__OBJECTIVE__. Collect each line of the entries that holds the string "name".

— Begin RECORDS PROVIDED —

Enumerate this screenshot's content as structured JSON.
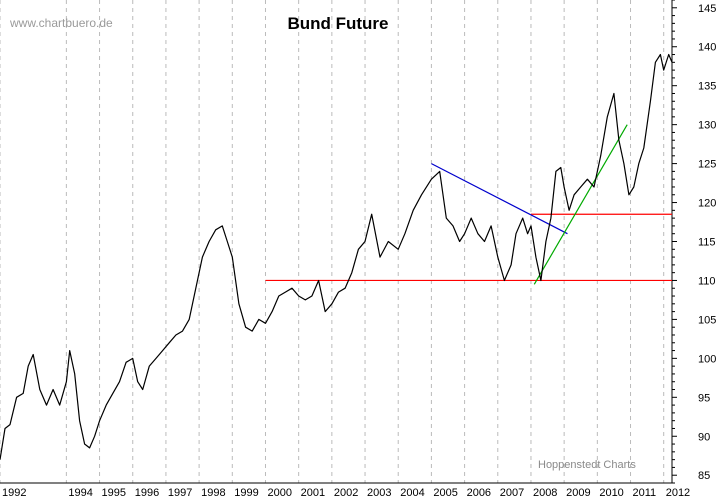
{
  "chart_data": {
    "type": "line",
    "title": "Bund Future",
    "watermark": "www.chartbuero.de",
    "credit": "Hoppenstedt Charts",
    "xlim": [
      1992.0,
      2012.25
    ],
    "ylim": [
      84,
      146
    ],
    "x_tick_labels": [
      "1992",
      "1994",
      "1995",
      "1996",
      "1997",
      "1998",
      "1999",
      "2000",
      "2001",
      "2002",
      "2003",
      "2004",
      "2005",
      "2006",
      "2007",
      "2008",
      "2009",
      "2010",
      "2011",
      "2012"
    ],
    "x_tick_values": [
      1992,
      1994,
      1995,
      1996,
      1997,
      1998,
      1999,
      2000,
      2001,
      2002,
      2003,
      2004,
      2005,
      2006,
      2007,
      2008,
      2009,
      2010,
      2011,
      2012
    ],
    "y_ticks": [
      85,
      90,
      95,
      100,
      105,
      110,
      115,
      120,
      125,
      130,
      135,
      140,
      145
    ],
    "grid": "vertical dashed",
    "y_axis_position": "right",
    "colors": {
      "price": "#000000",
      "support": "#ff0000",
      "downtrend": "#0000cc",
      "uptrend": "#00aa00",
      "grid": "#bbbbbb"
    },
    "series": [
      {
        "x": [
          1992.0,
          1992.15,
          1992.3,
          1992.5,
          1992.7,
          1992.85,
          1993.0,
          1993.2,
          1993.4,
          1993.6,
          1993.8,
          1994.0,
          1994.1,
          1994.25,
          1994.4,
          1994.55,
          1994.7,
          1994.85,
          1995.0,
          1995.2,
          1995.4,
          1995.6,
          1995.8,
          1996.0,
          1996.15,
          1996.3,
          1996.5,
          1996.7,
          1996.9,
          1997.1,
          1997.3,
          1997.5,
          1997.7,
          1997.9,
          1998.1,
          1998.3,
          1998.5,
          1998.7,
          1998.85,
          1999.0,
          1999.2,
          1999.4,
          1999.6,
          1999.8,
          2000.0,
          2000.2,
          2000.4,
          2000.6,
          2000.8,
          2001.0,
          2001.2,
          2001.4,
          2001.6,
          2001.8,
          2002.0,
          2002.2,
          2002.4,
          2002.6,
          2002.8,
          2003.0,
          2003.2,
          2003.45,
          2003.7,
          2004.0,
          2004.2,
          2004.45,
          2004.7,
          2005.0,
          2005.25,
          2005.45,
          2005.65,
          2005.85,
          2006.0,
          2006.2,
          2006.4,
          2006.6,
          2006.8,
          2007.0,
          2007.2,
          2007.4,
          2007.55,
          2007.75,
          2007.9,
          2008.0,
          2008.15,
          2008.3,
          2008.45,
          2008.6,
          2008.75,
          2008.9,
          2009.0,
          2009.15,
          2009.3,
          2009.5,
          2009.7,
          2009.9,
          2010.1,
          2010.3,
          2010.5,
          2010.65,
          2010.8,
          2010.95,
          2011.1,
          2011.25,
          2011.4,
          2011.6,
          2011.75,
          2011.9,
          2012.0,
          2012.15,
          2012.25
        ],
        "y": [
          87,
          91,
          91.5,
          95,
          95.5,
          99,
          100.5,
          96,
          94,
          96,
          94,
          97,
          101,
          98,
          92,
          89,
          88.5,
          90,
          92,
          94,
          95.5,
          97,
          99.5,
          100,
          97,
          96,
          99,
          100,
          101,
          102,
          103,
          103.5,
          105,
          109,
          113,
          115,
          116.5,
          117,
          115,
          113,
          107,
          104,
          103.5,
          105,
          104.5,
          106,
          108,
          108.5,
          109,
          108,
          107.5,
          108,
          110,
          106,
          107,
          108.5,
          109,
          111,
          114,
          115,
          118.5,
          113,
          115,
          114,
          116,
          119,
          121,
          123,
          124,
          118,
          117,
          115,
          116,
          118,
          116,
          115,
          117,
          113,
          110,
          112,
          116,
          118,
          116,
          117,
          113,
          110,
          115,
          118,
          124,
          124.5,
          122,
          119,
          121,
          122,
          123,
          122,
          126,
          131,
          134,
          128,
          125,
          121,
          122,
          125,
          127,
          133,
          138,
          139,
          137,
          139,
          138
        ]
      }
    ],
    "lines": [
      {
        "name": "support-110",
        "x": [
          2000.0,
          2012.25
        ],
        "y": [
          110,
          110
        ],
        "color": "#ff0000"
      },
      {
        "name": "support-118-5",
        "x": [
          2008.0,
          2012.25
        ],
        "y": [
          118.5,
          118.5
        ],
        "color": "#ff0000"
      },
      {
        "name": "downtrend",
        "x": [
          2005.0,
          2009.1
        ],
        "y": [
          125,
          116
        ],
        "color": "#0000cc"
      },
      {
        "name": "uptrend",
        "x": [
          2008.1,
          2010.9
        ],
        "y": [
          109.5,
          130
        ],
        "color": "#00aa00"
      }
    ]
  }
}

— End RECORDS PROVIDED —

__RESPONSE TO THIS EXERCISE__.
        "name": "support-110",
        "name": "support-118-5",
        "name": "downtrend",
        "name": "uptrend",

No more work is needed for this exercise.